═══ Passage for review ═══

The Rat Place at the Rat Time
Just a few days after I saw the Corn Snake, I saw a snake swimming across our pond. One thing I’ve noticed is that some snakes swim with just their heads out of the water, but some seem to swim up on top of the water, with the top half of their body visible. Being that I had just spotted the Corn Snake, I thought it was probably that same snake, but I wanted to see if I could get pictures of it swimming.
So I ran around to the spot on the shoreline that I thought the snake would end up. When I got there, I heard some splashing to my right, and I was thinking, “Huh, I overshot where it went. I wonder if I can sneak up on it.” But as I was standing still, plotting my path through the briers, I felt some eyes on me.
I had indeed picked the right place on the bank, and the snake was right there with me. It was not the Corn Snake, but I wasn’t sure what it was. Now that I have been identifying snakes from photos for a while, I know that it is helpful to get pictures from as many angles as possible. To do the snake ID, you might need to know how the pattern of scales under its chin, or on the top of its head.
You may need to count the rows of scales on its body, or look at the skin pattern that shows between the scales, or count how many light scales appear between dark patches.
So from all these picture, I was able to tell it was a Texas Rat Snake.
I have seen a few of them around before, but those were much larger than this one, which was about 3 feet (1 meter) long.
Rat Snakes are great climbers. Every now and then I hear all the birds raising a ruckus in one tree, and I will look up there and see a Rat Snake at the level of a two-story house. An endangered bird in our area, the Red-cockaded Woodpecker, is the only woodpecker to carve its nest holes in living pine trees (most woodpeckers use dead trees). The sticky sap continually drips down around the holes, and this is thought to be a snake deterrent.
Sometimes they climb up, sense the heat of prey beneath them, and drop down on the prey. Unfortunately they are really bad at estimating size differences, and this used to cause a lot of hilarity at the historic Texas ranch where I worked, when tiny rat snakes would drop on unsuspecting tourists, from the rafters of a little-used restroom. (Well, we the staff thought it was funny anyway.)
With all the genetic study lately, some genus names are changing, but for now, this snake is still known as Elaphe obsoletus lindheimeri.

═══ Record excerpts ═══

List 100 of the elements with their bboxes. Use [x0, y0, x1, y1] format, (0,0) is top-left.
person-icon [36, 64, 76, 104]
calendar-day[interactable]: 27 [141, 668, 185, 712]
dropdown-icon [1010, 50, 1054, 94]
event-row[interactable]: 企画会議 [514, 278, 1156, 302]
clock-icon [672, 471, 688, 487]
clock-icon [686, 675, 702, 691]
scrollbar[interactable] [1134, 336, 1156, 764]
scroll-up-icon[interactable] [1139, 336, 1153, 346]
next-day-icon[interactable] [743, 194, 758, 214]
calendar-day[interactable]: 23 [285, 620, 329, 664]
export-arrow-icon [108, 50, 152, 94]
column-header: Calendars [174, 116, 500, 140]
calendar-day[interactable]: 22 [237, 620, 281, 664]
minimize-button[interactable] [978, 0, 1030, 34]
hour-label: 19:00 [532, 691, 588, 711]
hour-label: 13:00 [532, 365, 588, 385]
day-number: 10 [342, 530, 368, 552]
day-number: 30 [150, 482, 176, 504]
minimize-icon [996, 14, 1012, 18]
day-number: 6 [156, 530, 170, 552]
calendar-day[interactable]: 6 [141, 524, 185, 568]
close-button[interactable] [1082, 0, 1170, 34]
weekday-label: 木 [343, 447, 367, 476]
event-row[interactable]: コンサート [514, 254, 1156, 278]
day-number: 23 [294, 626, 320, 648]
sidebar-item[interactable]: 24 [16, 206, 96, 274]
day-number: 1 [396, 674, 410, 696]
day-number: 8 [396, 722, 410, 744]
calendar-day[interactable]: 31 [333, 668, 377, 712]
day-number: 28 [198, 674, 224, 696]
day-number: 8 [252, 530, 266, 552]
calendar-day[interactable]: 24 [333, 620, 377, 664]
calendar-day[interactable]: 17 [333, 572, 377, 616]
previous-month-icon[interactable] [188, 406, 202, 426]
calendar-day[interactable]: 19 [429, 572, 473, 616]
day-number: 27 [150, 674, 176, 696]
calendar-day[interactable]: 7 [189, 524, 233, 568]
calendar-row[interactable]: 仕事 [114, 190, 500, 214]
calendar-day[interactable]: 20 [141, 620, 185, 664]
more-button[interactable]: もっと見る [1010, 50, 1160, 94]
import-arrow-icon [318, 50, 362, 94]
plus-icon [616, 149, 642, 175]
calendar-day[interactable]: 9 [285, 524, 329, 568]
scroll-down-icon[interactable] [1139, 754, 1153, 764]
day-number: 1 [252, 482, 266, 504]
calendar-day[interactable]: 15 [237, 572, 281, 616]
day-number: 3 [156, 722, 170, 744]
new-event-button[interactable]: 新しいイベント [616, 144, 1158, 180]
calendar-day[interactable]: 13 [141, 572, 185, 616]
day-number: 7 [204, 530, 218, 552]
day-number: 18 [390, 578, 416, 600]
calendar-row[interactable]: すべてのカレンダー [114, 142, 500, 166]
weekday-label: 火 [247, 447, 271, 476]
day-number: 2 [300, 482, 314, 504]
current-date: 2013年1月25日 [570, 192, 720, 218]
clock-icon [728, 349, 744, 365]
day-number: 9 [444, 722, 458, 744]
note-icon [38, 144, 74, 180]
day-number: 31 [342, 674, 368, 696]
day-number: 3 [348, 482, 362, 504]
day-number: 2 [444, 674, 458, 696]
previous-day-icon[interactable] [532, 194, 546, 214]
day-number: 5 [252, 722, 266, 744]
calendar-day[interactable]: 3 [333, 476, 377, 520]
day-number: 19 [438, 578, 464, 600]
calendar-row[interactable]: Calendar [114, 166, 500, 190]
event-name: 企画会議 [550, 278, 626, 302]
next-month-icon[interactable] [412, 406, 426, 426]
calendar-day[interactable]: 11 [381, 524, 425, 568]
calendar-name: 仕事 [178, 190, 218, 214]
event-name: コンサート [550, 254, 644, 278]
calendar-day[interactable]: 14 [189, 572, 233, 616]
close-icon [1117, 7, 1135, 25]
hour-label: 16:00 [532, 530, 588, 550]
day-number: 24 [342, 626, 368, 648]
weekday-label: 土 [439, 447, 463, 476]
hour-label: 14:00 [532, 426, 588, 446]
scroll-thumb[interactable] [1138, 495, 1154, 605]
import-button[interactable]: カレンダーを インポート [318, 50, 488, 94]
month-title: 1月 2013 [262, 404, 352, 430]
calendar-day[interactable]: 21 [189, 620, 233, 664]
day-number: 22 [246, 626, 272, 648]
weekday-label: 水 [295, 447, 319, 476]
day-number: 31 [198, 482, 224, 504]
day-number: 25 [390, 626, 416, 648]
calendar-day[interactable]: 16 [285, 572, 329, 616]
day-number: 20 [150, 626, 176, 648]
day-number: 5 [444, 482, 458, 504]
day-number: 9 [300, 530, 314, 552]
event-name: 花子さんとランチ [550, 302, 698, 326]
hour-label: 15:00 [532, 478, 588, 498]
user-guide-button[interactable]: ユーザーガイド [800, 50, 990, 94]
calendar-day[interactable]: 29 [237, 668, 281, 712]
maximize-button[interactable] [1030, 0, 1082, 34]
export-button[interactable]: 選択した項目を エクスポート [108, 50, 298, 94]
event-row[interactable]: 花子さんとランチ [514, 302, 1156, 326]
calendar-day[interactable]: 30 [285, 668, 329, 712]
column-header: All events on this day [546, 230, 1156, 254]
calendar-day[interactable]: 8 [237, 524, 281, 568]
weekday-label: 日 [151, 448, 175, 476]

═══

**Brief 1**
In the Rat Snake text, how long was the snake found on the bank of the pond?
**Brief 2**
Return the portion of the Rat Snake text from "The Rat Place" to "eyes on me.", copied word for word.
The records have no connection to the Rat Snake text.

**Response box 1**
It was about 3 feet (1 meter) long.

**Response box 2**
The Rat Place at the Rat Time
Just a few days after I saw the Corn Snake, I saw a snake swimming across our pond. One thing I’ve noticed is that some snakes swim with just their heads out of the water, but some seem to swim up on top of the water, with the top half of their body visible. Being that I had just spotted the Corn Snake, I thought it was probably that same snake, but I wanted to see if I could get pictures of it swimming.
So I ran around to the spot on the shoreline that I thought the snake would end up. When I got there, I heard some splashing to my right, and I was thinking, “Huh, I overshot where it went. I wonder if I can sneak up on it.” But as I was standing still, plotting my path through the briers, I felt some eyes on me.